-- begin EXERCISE INPUTS --

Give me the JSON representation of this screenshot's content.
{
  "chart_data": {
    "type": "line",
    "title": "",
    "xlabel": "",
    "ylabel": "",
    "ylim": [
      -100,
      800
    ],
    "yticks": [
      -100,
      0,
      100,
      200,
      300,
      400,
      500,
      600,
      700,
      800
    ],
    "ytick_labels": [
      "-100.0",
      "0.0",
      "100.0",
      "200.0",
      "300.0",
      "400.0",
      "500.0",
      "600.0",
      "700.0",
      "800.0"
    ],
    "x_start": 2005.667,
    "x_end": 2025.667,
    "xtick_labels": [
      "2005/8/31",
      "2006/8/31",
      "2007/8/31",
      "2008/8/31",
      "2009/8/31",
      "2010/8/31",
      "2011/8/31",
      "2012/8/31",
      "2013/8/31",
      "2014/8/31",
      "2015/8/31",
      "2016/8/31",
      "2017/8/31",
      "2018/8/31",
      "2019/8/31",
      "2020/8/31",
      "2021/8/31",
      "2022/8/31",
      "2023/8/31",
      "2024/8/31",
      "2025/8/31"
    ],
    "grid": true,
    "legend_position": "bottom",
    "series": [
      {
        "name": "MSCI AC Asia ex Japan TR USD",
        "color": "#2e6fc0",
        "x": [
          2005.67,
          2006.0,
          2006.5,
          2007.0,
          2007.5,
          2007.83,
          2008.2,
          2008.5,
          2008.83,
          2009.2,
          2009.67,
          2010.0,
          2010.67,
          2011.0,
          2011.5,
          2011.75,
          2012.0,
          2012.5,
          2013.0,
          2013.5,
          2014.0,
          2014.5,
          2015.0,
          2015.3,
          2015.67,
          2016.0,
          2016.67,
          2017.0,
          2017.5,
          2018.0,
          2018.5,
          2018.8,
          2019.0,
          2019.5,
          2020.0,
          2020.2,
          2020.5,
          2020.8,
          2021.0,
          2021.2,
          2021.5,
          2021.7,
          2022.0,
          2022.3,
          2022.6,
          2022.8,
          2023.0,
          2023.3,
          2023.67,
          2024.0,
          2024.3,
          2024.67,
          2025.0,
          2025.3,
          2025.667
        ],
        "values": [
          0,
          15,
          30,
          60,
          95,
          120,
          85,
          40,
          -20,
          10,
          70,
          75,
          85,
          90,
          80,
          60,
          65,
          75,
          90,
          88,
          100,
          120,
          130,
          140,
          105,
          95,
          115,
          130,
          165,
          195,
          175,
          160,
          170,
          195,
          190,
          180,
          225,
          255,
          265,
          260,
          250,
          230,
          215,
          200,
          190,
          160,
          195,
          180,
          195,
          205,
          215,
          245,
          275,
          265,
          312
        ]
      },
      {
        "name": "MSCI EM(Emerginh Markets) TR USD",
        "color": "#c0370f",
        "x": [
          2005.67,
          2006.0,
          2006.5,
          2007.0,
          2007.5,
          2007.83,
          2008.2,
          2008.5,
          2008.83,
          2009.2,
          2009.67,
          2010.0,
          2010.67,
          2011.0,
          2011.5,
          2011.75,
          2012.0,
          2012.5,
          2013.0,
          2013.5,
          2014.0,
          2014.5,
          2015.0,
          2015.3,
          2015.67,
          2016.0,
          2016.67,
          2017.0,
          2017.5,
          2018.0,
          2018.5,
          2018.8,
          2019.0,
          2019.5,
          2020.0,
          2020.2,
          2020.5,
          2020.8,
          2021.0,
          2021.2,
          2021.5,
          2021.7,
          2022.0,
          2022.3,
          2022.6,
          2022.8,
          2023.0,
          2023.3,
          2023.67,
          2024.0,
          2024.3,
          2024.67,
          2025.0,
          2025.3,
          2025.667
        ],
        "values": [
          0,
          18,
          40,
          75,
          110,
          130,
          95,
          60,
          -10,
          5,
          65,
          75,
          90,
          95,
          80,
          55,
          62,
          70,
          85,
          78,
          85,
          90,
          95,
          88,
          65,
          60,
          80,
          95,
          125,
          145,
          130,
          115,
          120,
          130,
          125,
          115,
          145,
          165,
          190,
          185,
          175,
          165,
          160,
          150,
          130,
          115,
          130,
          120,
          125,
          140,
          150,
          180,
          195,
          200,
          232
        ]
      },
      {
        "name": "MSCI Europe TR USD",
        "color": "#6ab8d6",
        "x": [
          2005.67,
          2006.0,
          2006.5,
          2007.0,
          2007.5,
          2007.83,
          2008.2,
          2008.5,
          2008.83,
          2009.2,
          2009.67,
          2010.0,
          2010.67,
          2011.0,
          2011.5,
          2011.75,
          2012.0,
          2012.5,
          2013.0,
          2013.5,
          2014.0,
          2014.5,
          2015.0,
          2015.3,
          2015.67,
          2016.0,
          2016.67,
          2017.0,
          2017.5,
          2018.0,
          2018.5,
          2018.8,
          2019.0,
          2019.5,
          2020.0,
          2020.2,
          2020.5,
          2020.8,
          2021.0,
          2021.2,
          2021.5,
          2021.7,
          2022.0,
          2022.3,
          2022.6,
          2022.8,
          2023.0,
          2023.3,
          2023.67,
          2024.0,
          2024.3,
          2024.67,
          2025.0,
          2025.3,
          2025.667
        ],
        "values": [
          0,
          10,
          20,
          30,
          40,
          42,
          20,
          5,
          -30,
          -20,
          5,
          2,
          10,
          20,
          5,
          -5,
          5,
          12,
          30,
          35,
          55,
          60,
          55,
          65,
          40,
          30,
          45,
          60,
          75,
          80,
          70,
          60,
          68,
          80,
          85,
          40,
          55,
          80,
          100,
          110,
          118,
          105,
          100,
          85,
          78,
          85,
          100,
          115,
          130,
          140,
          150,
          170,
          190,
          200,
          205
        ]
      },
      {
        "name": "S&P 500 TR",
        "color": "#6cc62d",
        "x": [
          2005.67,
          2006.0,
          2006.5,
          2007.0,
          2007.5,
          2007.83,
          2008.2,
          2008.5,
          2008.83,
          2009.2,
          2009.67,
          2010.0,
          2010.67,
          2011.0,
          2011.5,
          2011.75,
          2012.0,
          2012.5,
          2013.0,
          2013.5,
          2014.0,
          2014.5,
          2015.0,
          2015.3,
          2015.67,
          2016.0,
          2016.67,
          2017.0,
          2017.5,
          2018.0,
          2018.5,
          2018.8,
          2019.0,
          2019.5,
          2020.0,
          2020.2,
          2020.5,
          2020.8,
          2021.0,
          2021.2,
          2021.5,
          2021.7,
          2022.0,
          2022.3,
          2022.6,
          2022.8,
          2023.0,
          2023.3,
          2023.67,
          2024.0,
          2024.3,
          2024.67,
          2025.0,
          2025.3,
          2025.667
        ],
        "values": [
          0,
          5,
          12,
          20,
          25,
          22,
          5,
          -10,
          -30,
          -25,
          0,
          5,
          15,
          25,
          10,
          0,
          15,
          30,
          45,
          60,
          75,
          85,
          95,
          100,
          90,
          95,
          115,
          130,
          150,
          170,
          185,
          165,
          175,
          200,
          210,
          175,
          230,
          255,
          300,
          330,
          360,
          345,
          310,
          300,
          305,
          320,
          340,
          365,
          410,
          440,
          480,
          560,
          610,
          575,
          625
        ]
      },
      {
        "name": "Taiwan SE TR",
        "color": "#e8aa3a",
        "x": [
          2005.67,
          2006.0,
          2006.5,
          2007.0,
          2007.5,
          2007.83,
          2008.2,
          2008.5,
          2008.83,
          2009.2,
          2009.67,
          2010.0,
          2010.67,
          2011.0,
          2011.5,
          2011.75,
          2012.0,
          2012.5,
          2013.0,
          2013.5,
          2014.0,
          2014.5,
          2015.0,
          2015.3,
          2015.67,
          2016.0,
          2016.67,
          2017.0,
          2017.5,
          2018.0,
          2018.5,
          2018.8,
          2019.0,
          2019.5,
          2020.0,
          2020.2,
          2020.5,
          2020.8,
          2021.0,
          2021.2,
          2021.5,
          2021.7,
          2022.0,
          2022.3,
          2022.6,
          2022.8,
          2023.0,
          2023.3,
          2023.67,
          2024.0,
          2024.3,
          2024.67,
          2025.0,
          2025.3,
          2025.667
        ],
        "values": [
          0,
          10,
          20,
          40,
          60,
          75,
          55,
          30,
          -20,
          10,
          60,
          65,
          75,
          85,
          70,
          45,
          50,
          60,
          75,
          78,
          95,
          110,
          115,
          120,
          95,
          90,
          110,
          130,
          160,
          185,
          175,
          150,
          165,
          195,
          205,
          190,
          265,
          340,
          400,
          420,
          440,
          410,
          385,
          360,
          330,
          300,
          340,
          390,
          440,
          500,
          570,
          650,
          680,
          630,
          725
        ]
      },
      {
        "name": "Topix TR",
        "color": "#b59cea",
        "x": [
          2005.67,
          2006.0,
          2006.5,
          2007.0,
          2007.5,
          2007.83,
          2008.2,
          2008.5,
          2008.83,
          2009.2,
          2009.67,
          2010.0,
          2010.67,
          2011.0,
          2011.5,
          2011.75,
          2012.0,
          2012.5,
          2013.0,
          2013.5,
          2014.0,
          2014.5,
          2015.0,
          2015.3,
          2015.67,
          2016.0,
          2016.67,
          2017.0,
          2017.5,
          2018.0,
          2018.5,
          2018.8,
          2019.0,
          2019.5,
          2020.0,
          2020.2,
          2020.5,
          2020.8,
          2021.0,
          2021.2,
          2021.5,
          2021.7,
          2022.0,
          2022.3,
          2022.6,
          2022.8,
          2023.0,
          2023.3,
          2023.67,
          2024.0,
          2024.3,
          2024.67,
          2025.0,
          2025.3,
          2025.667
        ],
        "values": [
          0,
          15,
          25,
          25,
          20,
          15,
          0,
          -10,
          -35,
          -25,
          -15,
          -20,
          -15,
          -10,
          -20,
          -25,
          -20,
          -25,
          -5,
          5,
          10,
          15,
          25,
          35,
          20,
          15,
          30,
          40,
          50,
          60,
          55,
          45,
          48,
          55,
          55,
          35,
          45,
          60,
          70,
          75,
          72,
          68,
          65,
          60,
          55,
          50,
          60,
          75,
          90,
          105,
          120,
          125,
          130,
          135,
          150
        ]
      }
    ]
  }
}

-- end EXERCISE INPUTS --

THE TASK: Select, from the listing, all lines that include the word "name".

THE ANSWER:
        "name": "MSCI AC Asia ex Japan TR USD",
        "name": "MSCI EM(Emerginh Markets) TR USD",
        "name": "MSCI Europe TR USD",
        "name": "S&P 500 TR",
        "name": "Taiwan SE TR",
        "name": "Topix TR",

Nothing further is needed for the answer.